REQUIREMENT A
Do these statements agree with the forum thread on averaging down? (i) Knobby22 first bought 4000 Oxiana shares at 83c. (ii) wayneL says dollar cost averaging buys shares only as they become cheaper. (iii) Knobby22 says that when the trend is a slow fall, he waits. Answer yes or no for each and quote the words of the thread that decide it.
REQUIREMENT B
Please transcribe everything in the forum thread on averaging down from "The only important" down to "to go down..", word for word.

DOCUMENT SEGMENT
But having said this, I also think that averaging down is less risky (but not without risk) with fundamentally solid blue-chips if you have a long term outlook than with say speculative biotechs, mining/exploration companies etc.

I occasionally average down into some 'lower risk' LPT's that have retraced a little due to what I perceive as short term unsustainable negative sentiment in order to take advantage of the higher yields.  But bear in mind, my no. 1 objective nowadays is income with capital gains second, and so a quick price recovery is not essential for me. 

Hope this helps someone. 

bullmarket


----------



## nizar (26 February 2006)

spot-on bullmarket and well said. ur experience shows.

this point is especially the key one:



			
				bullmarket said:
			
		

> I think averaging down becomes a bigger no-no the shorter your trading time frame is


----------



## Knobby22 (26 February 2006)

I buy down occasionly.
e.g. I bought 4000 Oxiana shares at 83c.
Then had to buy another 2000 when they went to 78c about 2 weeks later.
I was convinced they were a good buy.

That's fair enough, but if they had of dropped to say 60c and I was buying to try to break even to make my ego feel better then that's bad buying. If you are buying on fundamentals, you have to know why you are buying and be ready to question your reasoning if it does not go your way.

Another example, a few years ago I bought some Qantas shares at $2.88 after they dropped from around $3.30 in a couple of days. The yield was about 6.5% and having quite a few shares in the company I thought it was already cheap. I felt the sharp drop was caused by short term traders stops, panic selling and short selling. So I bought quite a few of them, on a margin loan. There must have been some other fundamental investors who agreed with me as we turned the tide and I got the lowest price that day (lucky). Sometimes you just have to back your judgement. I felt the thrill that short term traders must get that day.

But if you are not confident and think you understand why the drop has occurred, you shouldn't buy but wait for a turnaround. As a long term investor you may wait months for the price to form a new base before considering buying, though you are prob. better to wait for company announcements. 

So I have done it a few times and have not been burnt yet but I know people who have been. Ion comes to mind. You really need to be sure or wait.
Most of the time I wait. If the trend is a slow fall, I definitely wait.


----------



## It's Snake Pliskin (27 February 2006)

Let`s put some positive spin on this averaging down thing. It`s dollar cost averaging! The funds like to use this in their brochures etc.


----------



## wayneL (27 February 2006)

Snake Pliskin said:
			
		

> Let`s put some positive spin on this averaging down thing. It`s dollar cost averaging! The funds like to use this in their brochures etc.




Not quite Snake. Dollar cost averaging is when buys occur at regular intervals whether the stock is going down OR up. The price movement is irrelevant

Averaging down only buys additional shares as the shares become """"cheaper"""".


----------



## ducati916 (27 February 2006)

*All,* 

The only important point was made in regard to the possibility of breaking money management rules by becoming *overweight in one stock* 



> theres always a fundamental reason for a stock to go down..

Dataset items
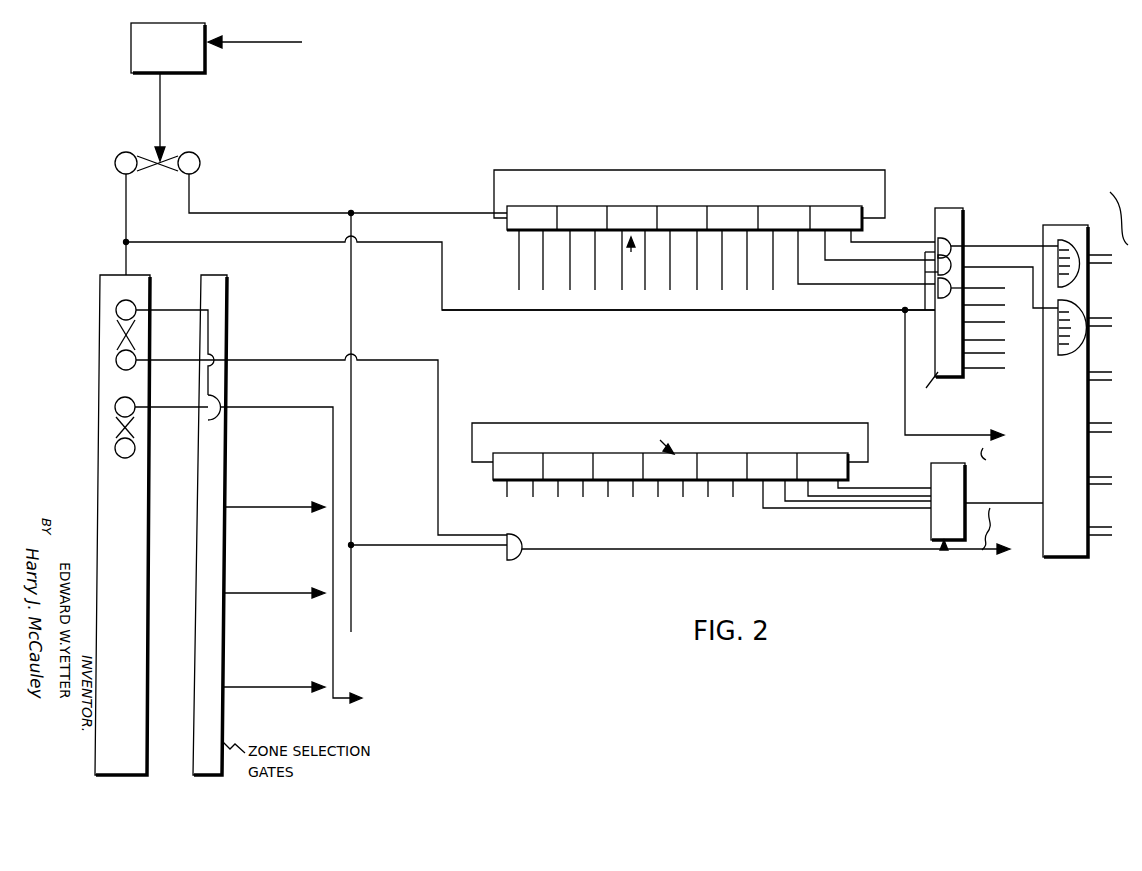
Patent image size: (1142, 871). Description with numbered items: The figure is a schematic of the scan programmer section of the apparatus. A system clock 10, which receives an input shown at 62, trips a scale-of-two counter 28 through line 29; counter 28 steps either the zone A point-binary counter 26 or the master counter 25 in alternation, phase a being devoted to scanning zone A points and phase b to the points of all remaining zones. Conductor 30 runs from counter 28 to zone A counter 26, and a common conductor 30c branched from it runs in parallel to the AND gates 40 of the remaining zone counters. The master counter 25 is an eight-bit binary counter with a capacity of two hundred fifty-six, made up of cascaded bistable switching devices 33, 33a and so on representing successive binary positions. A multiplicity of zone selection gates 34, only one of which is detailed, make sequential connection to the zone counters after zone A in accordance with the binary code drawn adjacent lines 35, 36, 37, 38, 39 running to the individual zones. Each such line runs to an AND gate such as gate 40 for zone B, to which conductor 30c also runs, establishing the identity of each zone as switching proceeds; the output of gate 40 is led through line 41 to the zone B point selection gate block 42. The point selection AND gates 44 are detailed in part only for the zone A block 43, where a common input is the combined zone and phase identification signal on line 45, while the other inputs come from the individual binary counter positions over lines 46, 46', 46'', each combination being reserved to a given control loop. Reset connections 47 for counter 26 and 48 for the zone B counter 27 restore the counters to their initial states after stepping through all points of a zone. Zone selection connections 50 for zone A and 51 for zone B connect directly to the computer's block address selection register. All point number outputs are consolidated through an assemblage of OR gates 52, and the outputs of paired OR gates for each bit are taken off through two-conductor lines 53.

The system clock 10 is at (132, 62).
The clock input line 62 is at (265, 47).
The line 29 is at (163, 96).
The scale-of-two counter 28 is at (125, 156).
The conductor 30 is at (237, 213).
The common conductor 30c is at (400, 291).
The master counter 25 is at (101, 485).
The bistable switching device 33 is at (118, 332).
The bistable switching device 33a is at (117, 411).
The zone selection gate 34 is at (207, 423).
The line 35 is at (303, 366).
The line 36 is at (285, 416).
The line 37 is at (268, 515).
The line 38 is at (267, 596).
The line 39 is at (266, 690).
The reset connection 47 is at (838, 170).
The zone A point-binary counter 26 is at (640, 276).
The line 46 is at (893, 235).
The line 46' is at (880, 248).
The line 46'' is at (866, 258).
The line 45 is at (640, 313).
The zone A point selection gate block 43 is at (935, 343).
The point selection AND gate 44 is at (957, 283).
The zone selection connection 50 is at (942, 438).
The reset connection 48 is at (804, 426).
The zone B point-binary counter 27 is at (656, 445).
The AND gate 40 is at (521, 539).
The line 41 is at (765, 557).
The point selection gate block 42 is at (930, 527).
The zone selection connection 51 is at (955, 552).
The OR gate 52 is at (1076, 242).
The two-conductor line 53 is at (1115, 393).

FINISHED ANSWER A
(i) Yes: "I bought 4000 Oxiana shares at 83c."
(ii) No: "Dollar cost averaging is when buys occur at regular intervals whether the stock is going down OR up."
(iii) Yes: "If the trend is a slow fall, I definitely wait."

FINISHED ANSWER B
The only important point was made in regard to the possibility of breaking money management rules by becoming *overweight in one stock* 



> theres always a fundamental reason for a stock to go down..